Stored data entries:
☆ ☆ ☆ ☆

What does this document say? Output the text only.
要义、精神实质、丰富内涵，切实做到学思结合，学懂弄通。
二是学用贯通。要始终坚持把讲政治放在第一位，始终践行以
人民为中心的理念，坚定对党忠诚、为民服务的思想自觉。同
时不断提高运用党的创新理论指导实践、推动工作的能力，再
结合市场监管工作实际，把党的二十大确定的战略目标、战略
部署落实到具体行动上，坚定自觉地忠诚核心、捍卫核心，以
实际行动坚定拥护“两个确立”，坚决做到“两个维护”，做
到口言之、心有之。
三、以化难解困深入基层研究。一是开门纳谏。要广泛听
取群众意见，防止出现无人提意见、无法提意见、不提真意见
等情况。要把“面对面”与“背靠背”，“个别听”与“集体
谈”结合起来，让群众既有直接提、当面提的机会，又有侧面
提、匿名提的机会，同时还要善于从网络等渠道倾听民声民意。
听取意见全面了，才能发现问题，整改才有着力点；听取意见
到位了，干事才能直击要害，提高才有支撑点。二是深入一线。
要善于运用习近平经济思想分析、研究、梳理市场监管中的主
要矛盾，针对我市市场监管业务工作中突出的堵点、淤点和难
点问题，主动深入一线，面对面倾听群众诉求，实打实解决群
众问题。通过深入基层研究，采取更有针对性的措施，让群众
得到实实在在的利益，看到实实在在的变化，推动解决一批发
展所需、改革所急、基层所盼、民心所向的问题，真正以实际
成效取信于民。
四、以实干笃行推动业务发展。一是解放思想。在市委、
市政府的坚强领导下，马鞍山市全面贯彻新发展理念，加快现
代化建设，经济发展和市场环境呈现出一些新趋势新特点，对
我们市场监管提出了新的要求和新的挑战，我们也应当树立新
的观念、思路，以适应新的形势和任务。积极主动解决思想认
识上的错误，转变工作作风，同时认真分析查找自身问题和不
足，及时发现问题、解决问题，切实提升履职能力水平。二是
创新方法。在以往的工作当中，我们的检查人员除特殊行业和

☆ ☆ ☆ ☆

Given request
Restate every entry word for word.

Written answer
What does this document say? Output the text only.
要义、精神实质、丰富内涵，切实做到学思结合，学懂弄通。
二是学用贯通。要始终坚持把讲政治放在第一位，始终践行以
人民为中心的理念，坚定对党忠诚、为民服务的思想自觉。同
时不断提高运用党的创新理论指导实践、推动工作的能力，再
结合市场监管工作实际，把党的二十大确定的战略目标、战略
部署落实到具体行动上，坚定自觉地忠诚核心、捍卫核心，以
实际行动坚定拥护“两个确立”，坚决做到“两个维护”，做
到口言之、心有之。
三、以化难解困深入基层研究。一是开门纳谏。要广泛听
取群众意见，防止出现无人提意见、无法提意见、不提真意见
等情况。要把“面对面”与“背靠背”，“个别听”与“集体
谈”结合起来，让群众既有直接提、当面提的机会，又有侧面
提、匿名提的机会，同时还要善于从网络等渠道倾听民声民意。
听取意见全面了，才能发现问题，整改才有着力点；听取意见
到位了，干事才能直击要害，提高才有支撑点。二是深入一线。
要善于运用习近平经济思想分析、研究、梳理市场监管中的主
要矛盾，针对我市市场监管业务工作中突出的堵点、淤点和难
点问题，主动深入一线，面对面倾听群众诉求，实打实解决群
众问题。通过深入基层研究，采取更有针对性的措施，让群众
得到实实在在的利益，看到实实在在的变化，推动解决一批发
展所需、改革所急、基层所盼、民心所向的问题，真正以实际
成效取信于民。
四、以实干笃行推动业务发展。一是解放思想。在市委、
市政府的坚强领导下，马鞍山市全面贯彻新发展理念，加快现
代化建设，经济发展和市场环境呈现出一些新趋势新特点，对
我们市场监管提出了新的要求和新的挑战，我们也应当树立新
的观念、思路，以适应新的形势和任务。积极主动解决思想认
识上的错误，转变工作作风，同时认真分析查找自身问题和不
足，及时发现问题、解决问题，切实提升履职能力水平。二是
创新方法。在以往的工作当中，我们的检查人员除特殊行业和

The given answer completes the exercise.